● Task to complete
Output the data exactly, with every line intact.

● Provided records
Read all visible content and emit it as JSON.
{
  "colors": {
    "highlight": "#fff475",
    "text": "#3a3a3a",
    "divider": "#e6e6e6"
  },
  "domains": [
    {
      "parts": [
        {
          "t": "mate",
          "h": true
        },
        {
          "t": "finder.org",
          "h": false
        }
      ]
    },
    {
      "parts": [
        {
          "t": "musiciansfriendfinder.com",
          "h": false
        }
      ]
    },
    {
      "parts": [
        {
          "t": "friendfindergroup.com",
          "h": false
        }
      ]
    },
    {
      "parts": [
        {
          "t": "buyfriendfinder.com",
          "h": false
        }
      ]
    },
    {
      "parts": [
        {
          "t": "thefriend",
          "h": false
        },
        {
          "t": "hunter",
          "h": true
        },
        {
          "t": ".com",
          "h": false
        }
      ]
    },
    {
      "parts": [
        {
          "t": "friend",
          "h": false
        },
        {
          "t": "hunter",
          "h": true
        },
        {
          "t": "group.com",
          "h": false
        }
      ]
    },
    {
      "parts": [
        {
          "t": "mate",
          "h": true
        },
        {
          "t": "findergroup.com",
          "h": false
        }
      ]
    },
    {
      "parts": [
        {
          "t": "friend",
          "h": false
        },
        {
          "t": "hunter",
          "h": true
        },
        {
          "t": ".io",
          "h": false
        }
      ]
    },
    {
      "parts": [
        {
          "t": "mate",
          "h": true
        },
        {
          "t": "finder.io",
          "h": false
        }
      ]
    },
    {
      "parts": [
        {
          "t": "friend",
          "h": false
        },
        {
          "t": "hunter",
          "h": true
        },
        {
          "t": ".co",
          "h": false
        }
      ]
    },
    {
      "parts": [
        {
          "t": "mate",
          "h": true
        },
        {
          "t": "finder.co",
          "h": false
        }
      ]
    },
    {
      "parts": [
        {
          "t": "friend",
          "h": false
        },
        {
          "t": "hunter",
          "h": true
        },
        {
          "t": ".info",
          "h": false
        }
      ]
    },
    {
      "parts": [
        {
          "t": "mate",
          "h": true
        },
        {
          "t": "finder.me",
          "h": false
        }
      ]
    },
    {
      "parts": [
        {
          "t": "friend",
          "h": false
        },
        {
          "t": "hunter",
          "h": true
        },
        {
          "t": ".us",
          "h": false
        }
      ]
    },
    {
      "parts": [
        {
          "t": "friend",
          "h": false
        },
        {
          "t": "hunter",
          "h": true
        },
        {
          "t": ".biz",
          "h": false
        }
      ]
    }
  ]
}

● Complete output
Read all visible content and emit it as JSON.
{
  "colors": {
    "highlight": "#fff475",
    "text": "#3a3a3a",
    "divider": "#e6e6e6"
  },
  "domains": [
    {
      "parts": [
        {
          "t": "mate",
          "h": true
        },
        {
          "t": "finder.org",
          "h": false
        }
      ]
    },
    {
      "parts": [
        {
          "t": "musiciansfriendfinder.com",
          "h": false
        }
      ]
    },
    {
      "parts": [
        {
          "t": "friendfindergroup.com",
          "h": false
        }
      ]
    },
    {
      "parts": [
        {
          "t": "buyfriendfinder.com",
          "h": false
        }
      ]
    },
    {
      "parts": [
        {
          "t": "thefriend",
          "h": false
        },
        {
          "t": "hunter",
          "h": true
        },
        {
          "t": ".com",
          "h": false
        }
      ]
    },
    {
      "parts": [
        {
          "t": "friend",
          "h": false
        },
        {
          "t": "hunter",
          "h": true
        },
        {
          "t": "group.com",
          "h": false
        }
      ]
    },
    {
      "parts": [
        {
          "t": "mate",
          "h": true
        },
        {
          "t": "findergroup.com",
          "h": false
        }
      ]
    },
    {
      "parts": [
        {
          "t": "friend",
          "h": false
        },
        {
          "t": "hunter",
          "h": true
        },
        {
          "t": ".io",
          "h": false
        }
      ]
    },
    {
      "parts": [
        {
          "t": "mate",
          "h": true
        },
        {
          "t": "finder.io",
          "h": false
        }
      ]
    },
    {
      "parts": [
        {
          "t": "friend",
          "h": false
        },
        {
          "t": "hunter",
          "h": true
        },
        {
          "t": ".co",
          "h": false
        }
      ]
    },
    {
      "parts": [
        {
          "t": "mate",
          "h": true
        },
        {
          "t": "finder.co",
          "h": false
        }
      ]
    },
    {
      "parts": [
        {
          "t": "friend",
          "h": false
        },
        {
          "t": "hunter",
          "h": true
        },
        {
          "t": ".info",
          "h": false
        }
      ]
    },
    {
      "parts": [
        {
          "t": "mate",
          "h": true
        },
        {
          "t": "finder.me",
          "h": false
        }
      ]
    },
    {
      "parts": [
        {
          "t": "friend",
          "h": false
        },
        {
          "t": "hunter",
          "h": true
        },
        {
          "t": ".us",
          "h": false
        }
      ]
    },
    {
      "parts": [
        {
          "t": "friend",
          "h": false
        },
        {
          "t": "hunter",
          "h": true
        },
        {
          "t": ".biz",
          "h": false
        }
      ]
    }
  ]
}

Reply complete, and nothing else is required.